▶ **OBJECTIVE**
Below are some entries; can you quote all of them exactly?
● ● ● ● ● ● ●
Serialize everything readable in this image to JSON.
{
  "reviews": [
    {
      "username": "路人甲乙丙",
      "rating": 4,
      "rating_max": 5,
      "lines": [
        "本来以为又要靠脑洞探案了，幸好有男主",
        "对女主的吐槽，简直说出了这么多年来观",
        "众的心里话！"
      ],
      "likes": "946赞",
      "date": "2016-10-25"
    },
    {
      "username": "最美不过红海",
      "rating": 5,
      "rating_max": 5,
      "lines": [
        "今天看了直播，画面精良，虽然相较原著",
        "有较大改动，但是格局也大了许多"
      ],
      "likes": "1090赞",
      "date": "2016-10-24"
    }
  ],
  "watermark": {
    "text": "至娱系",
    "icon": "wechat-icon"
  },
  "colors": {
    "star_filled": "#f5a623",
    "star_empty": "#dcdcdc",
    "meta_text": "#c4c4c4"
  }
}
● ● ● ● ● ● ●
▶ **SOLVED PROBLEM**
Serialize everything readable in this image to JSON.
{
  "reviews": [
    {
      "username": "路人甲乙丙",
      "rating": 4,
      "rating_max": 5,
      "lines": [
        "本来以为又要靠脑洞探案了，幸好有男主",
        "对女主的吐槽，简直说出了这么多年来观",
        "众的心里话！"
      ],
      "likes": "946赞",
      "date": "2016-10-25"
    },
    {
      "username": "最美不过红海",
      "rating": 5,
      "rating_max": 5,
      "lines": [
        "今天看了直播，画面精良，虽然相较原著",
        "有较大改动，但是格局也大了许多"
      ],
      "likes": "1090赞",
      "date": "2016-10-24"
    }
  ],
  "watermark": {
    "text": "至娱系",
    "icon": "wechat-icon"
  },
  "colors": {
    "star_filled": "#f5a623",
    "star_empty": "#dcdcdc",
    "meta_text": "#c4c4c4"
  }
}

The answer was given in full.